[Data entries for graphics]
++++++++++++++++++++

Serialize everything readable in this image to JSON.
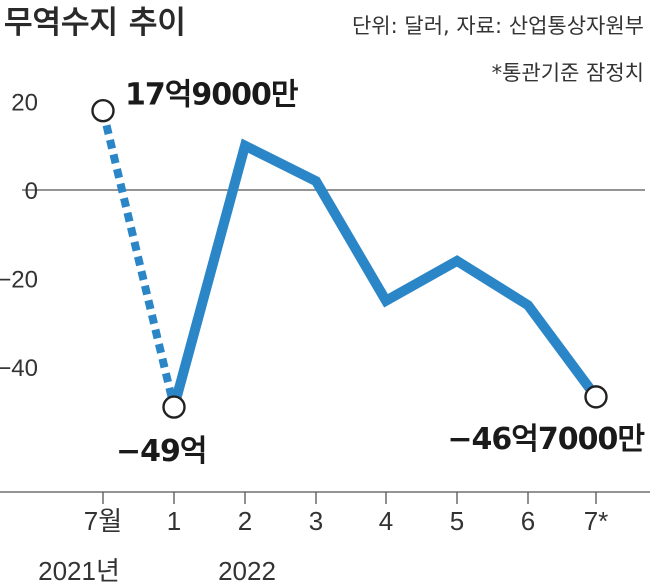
{
  "chart_data": {
    "type": "line",
    "title": "무역수지 추이",
    "unit_note": "단위: 달러, 자료: 산업통상자원부",
    "footnote": "*통관기준 잠정치",
    "categories": [
      "7월",
      "1",
      "2",
      "3",
      "4",
      "5",
      "6",
      "7*"
    ],
    "year_labels": [
      "2021년",
      "",
      "2022",
      "",
      "",
      "",
      "",
      ""
    ],
    "values": [
      17.9,
      -49,
      10,
      2,
      -25,
      -16,
      -26,
      -46.7
    ],
    "ylim": [
      -68,
      20
    ],
    "yticks": [
      "20",
      "0",
      "-20",
      "-40"
    ],
    "ytick_values": [
      20,
      0,
      -20,
      -40
    ],
    "dashed_segment": [
      0,
      1
    ],
    "line_color": "#2b86c8",
    "data_labels": [
      {
        "index": 0,
        "text": "17억9000만"
      },
      {
        "index": 1,
        "text": "−49억"
      },
      {
        "index": 7,
        "text": "−46억7000만"
      }
    ],
    "marked_points": [
      0,
      1,
      7
    ]
  }
}
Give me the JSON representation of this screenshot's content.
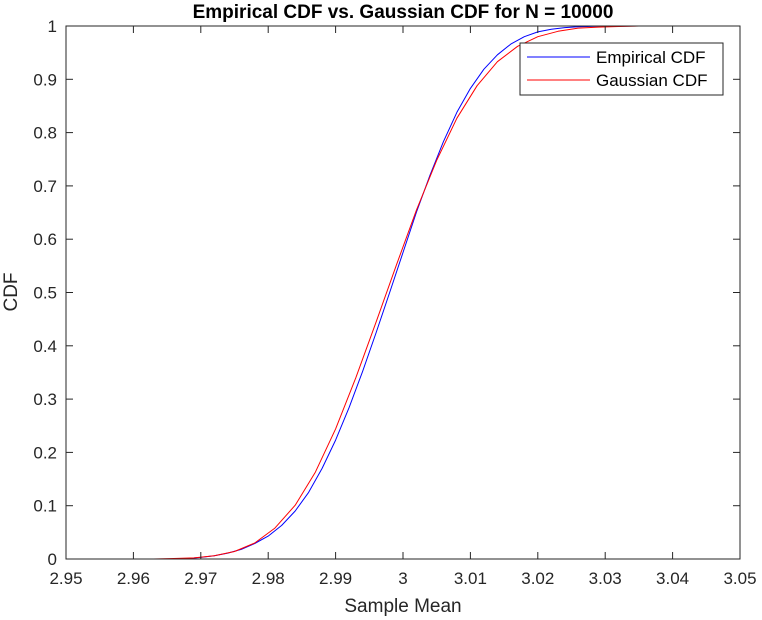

++++++++++++++++++++

■ WHAT THE EXERCISE ASKS
Scan the records above for the string "this", then report every line that contains it.

■ COMPLETE RESPONSE
Serialize everything readable in this image to JSON.
Give me the JSON representation of this screenshot's content.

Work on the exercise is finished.